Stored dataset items

———

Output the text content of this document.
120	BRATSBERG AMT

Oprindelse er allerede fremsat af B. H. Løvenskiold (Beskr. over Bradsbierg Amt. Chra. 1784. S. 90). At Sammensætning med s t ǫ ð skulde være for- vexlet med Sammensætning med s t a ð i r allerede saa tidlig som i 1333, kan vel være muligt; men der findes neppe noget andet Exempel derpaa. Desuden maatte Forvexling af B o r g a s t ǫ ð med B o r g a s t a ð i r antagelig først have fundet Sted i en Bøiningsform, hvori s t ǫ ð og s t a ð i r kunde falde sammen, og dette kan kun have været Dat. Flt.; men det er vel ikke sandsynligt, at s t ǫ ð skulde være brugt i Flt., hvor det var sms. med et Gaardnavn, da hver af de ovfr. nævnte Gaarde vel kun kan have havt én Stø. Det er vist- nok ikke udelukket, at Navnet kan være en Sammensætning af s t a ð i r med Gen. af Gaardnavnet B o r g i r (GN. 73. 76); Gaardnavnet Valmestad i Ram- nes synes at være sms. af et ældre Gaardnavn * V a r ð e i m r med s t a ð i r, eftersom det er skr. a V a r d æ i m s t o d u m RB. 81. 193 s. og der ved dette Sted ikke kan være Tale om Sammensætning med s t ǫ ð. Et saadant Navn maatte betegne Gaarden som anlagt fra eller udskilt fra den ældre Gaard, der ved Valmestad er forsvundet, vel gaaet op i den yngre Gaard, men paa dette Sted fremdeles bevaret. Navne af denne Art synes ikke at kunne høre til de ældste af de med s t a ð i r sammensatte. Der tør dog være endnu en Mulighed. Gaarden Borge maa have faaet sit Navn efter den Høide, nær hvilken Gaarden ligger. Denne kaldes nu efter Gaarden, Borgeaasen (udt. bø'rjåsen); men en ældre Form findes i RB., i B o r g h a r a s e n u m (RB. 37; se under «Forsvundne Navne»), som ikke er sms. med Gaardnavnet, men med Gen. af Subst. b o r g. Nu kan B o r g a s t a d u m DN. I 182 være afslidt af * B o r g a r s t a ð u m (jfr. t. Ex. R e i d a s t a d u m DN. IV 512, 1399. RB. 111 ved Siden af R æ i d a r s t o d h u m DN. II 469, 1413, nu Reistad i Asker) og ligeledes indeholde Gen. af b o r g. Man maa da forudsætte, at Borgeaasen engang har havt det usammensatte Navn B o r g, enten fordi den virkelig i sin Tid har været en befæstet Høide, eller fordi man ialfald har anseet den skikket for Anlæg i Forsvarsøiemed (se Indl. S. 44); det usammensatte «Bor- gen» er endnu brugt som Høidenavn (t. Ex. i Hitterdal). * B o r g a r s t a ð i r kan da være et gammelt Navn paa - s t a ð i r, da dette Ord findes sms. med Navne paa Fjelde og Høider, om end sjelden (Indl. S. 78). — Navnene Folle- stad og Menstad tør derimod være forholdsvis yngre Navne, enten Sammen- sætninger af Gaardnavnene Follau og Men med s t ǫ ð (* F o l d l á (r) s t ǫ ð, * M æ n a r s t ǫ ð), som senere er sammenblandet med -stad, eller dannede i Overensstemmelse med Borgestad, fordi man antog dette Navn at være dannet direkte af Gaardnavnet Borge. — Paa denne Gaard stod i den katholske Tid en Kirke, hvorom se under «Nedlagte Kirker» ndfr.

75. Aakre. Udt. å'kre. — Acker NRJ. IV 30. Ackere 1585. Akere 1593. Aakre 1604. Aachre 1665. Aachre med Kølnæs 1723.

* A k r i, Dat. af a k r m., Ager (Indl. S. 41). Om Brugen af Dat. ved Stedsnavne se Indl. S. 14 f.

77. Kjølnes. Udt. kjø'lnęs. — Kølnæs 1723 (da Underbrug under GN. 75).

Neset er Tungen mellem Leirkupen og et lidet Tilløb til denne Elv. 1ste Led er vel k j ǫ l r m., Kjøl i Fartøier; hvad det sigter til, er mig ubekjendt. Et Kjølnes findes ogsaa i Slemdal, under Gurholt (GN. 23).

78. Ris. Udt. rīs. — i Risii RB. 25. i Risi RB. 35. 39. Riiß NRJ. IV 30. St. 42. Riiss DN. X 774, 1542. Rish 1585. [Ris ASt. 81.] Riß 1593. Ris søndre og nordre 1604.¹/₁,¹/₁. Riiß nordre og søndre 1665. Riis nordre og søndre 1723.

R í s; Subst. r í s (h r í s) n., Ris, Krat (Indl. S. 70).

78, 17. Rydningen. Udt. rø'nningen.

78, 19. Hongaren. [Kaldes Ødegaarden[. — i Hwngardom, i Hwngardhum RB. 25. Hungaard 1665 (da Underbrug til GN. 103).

———

◆ **WRITTEN REQUEST**: Identify and extract each line of the listing that contains "Kjølnes".

◆ **ANSWER FOR THIS EXERCISE**:
77. Kjølnes. Udt. kjø'lnęs. — Kølnæs 1723 (da Underbrug under GN. 75).
Neset er Tungen mellem Leirkupen og et lidet Tilløb til denne Elv. 1ste Led er vel k j ǫ l r m., Kjøl i Fartøier; hvad det sigter til, er mig ubekjendt. Et Kjølnes findes ogsaa i Slemdal, under Gurholt (GN. 23).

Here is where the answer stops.